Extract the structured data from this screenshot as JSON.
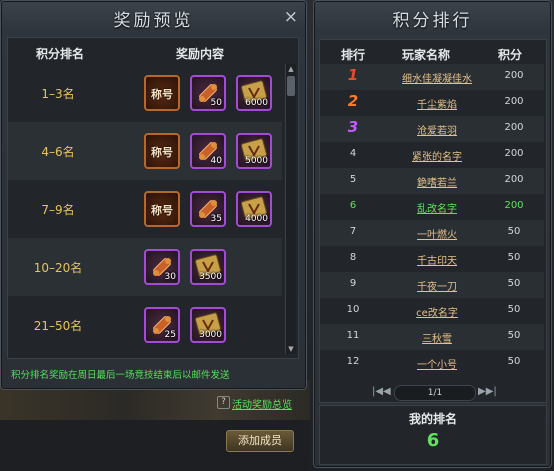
{
  "reward_panel": {
    "title": "奖励预览",
    "close_icon": "×",
    "col_rank": "积分排名",
    "col_reward": "奖励内容",
    "rows": [
      {
        "rank": "1–3名",
        "items": [
          {
            "type": "title",
            "label": "称号",
            "qty": ""
          },
          {
            "type": "scroll",
            "label": "",
            "qty": "50"
          },
          {
            "type": "box",
            "label": "",
            "qty": "6000"
          }
        ]
      },
      {
        "rank": "4–6名",
        "items": [
          {
            "type": "title",
            "label": "称号",
            "qty": ""
          },
          {
            "type": "scroll",
            "label": "",
            "qty": "40"
          },
          {
            "type": "box",
            "label": "",
            "qty": "5000"
          }
        ]
      },
      {
        "rank": "7–9名",
        "items": [
          {
            "type": "title",
            "label": "称号",
            "qty": ""
          },
          {
            "type": "scroll",
            "label": "",
            "qty": "35"
          },
          {
            "type": "box",
            "label": "",
            "qty": "4000"
          }
        ]
      },
      {
        "rank": "10–20名",
        "items": [
          {
            "type": "scroll",
            "label": "",
            "qty": "30"
          },
          {
            "type": "box",
            "label": "",
            "qty": "3500"
          }
        ]
      },
      {
        "rank": "21–50名",
        "items": [
          {
            "type": "scroll",
            "label": "",
            "qty": "25"
          },
          {
            "type": "box",
            "label": "",
            "qty": "3000"
          }
        ]
      }
    ],
    "note": "积分排名奖励在周日最后一场竞技结束后以邮件发送",
    "help_icon": "?",
    "help_link": "活动奖励总览",
    "add_member_button": "添加成员"
  },
  "ranking_panel": {
    "title": "积分排行",
    "col_rank": "排行",
    "col_name": "玩家名称",
    "col_score": "积分",
    "rows": [
      {
        "rank": "1",
        "name": "细水佳凝凝佳水",
        "score": "200"
      },
      {
        "rank": "2",
        "name": "千尘紫焰",
        "score": "200"
      },
      {
        "rank": "3",
        "name": "沧爱若羽",
        "score": "200"
      },
      {
        "rank": "4",
        "name": "紧张的名字",
        "score": "200"
      },
      {
        "rank": "5",
        "name": "銫嗜若兰",
        "score": "200"
      },
      {
        "rank": "6",
        "name": "乱改名字",
        "score": "200"
      },
      {
        "rank": "7",
        "name": "一叶燃火",
        "score": "50"
      },
      {
        "rank": "8",
        "name": "千古印天",
        "score": "50"
      },
      {
        "rank": "9",
        "name": "千夜一刀",
        "score": "50"
      },
      {
        "rank": "10",
        "name": "ce改名字",
        "score": "50"
      },
      {
        "rank": "11",
        "name": "三秋雪",
        "score": "50"
      },
      {
        "rank": "12",
        "name": "一个小号",
        "score": "50"
      }
    ],
    "pager": {
      "first": "|◀◀",
      "next": "▶▶|",
      "text": "1/1"
    },
    "my_rank_label": "我的排名",
    "my_rank_value": "6",
    "colors": {
      "gold": "#e6c45b",
      "green": "#5fe35d",
      "rank1": "#e84a2e",
      "rank2": "#ff7a2c",
      "rank3": "#c45bff"
    }
  }
}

────────

§ **What you should do**:
Retype the data above exactly; pictures are not part of the copy.

§ **Response to this exercise**:
Extract the structured data from this screenshot as JSON.
{
  "reward_panel": {
    "title": "奖励预览",
    "close_icon": "×",
    "col_rank": "积分排名",
    "col_reward": "奖励内容",
    "rows": [
      {
        "rank": "1–3名",
        "items": [
          {
            "type": "title",
            "label": "称号",
            "qty": ""
          },
          {
            "type": "scroll",
            "label": "",
            "qty": "50"
          },
          {
            "type": "box",
            "label": "",
            "qty": "6000"
          }
        ]
      },
      {
        "rank": "4–6名",
        "items": [
          {
            "type": "title",
            "label": "称号",
            "qty": ""
          },
          {
            "type": "scroll",
            "label": "",
            "qty": "40"
          },
          {
            "type": "box",
            "label": "",
            "qty": "5000"
          }
        ]
      },
      {
        "rank": "7–9名",
        "items": [
          {
            "type": "title",
            "label": "称号",
            "qty": ""
          },
          {
            "type": "scroll",
            "label": "",
            "qty": "35"
          },
          {
            "type": "box",
            "label": "",
            "qty": "4000"
          }
        ]
      },
      {
        "rank": "10–20名",
        "items": [
          {
            "type": "scroll",
            "label": "",
            "qty": "30"
          },
          {
            "type": "box",
            "label": "",
            "qty": "3500"
          }
        ]
      },
      {
        "rank": "21–50名",
        "items": [
          {
            "type": "scroll",
            "label": "",
            "qty": "25"
          },
          {
            "type": "box",
            "label": "",
            "qty": "3000"
          }
        ]
      }
    ],
    "note": "积分排名奖励在周日最后一场竞技结束后以邮件发送",
    "help_icon": "?",
    "help_link": "活动奖励总览",
    "add_member_button": "添加成员"
  },
  "ranking_panel": {
    "title": "积分排行",
    "col_rank": "排行",
    "col_name": "玩家名称",
    "col_score": "积分",
    "rows": [
      {
        "rank": "1",
        "name": "细水佳凝凝佳水",
        "score": "200"
      },
      {
        "rank": "2",
        "name": "千尘紫焰",
        "score": "200"
      },
      {
        "rank": "3",
        "name": "沧爱若羽",
        "score": "200"
      },
      {
        "rank": "4",
        "name": "紧张的名字",
        "score": "200"
      },
      {
        "rank": "5",
        "name": "銫嗜若兰",
        "score": "200"
      },
      {
        "rank": "6",
        "name": "乱改名字",
        "score": "200"
      },
      {
        "rank": "7",
        "name": "一叶燃火",
        "score": "50"
      },
      {
        "rank": "8",
        "name": "千古印天",
        "score": "50"
      },
      {
        "rank": "9",
        "name": "千夜一刀",
        "score": "50"
      },
      {
        "rank": "10",
        "name": "ce改名字",
        "score": "50"
      },
      {
        "rank": "11",
        "name": "三秋雪",
        "score": "50"
      },
      {
        "rank": "12",
        "name": "一个小号",
        "score": "50"
      }
    ],
    "pager": {
      "first": "|◀◀",
      "next": "▶▶|",
      "text": "1/1"
    },
    "my_rank_label": "我的排名",
    "my_rank_value": "6",
    "colors": {
      "gold": "#e6c45b",
      "green": "#5fe35d",
      "rank1": "#e84a2e",
      "rank2": "#ff7a2c",
      "rank3": "#c45bff"
    }
  }
}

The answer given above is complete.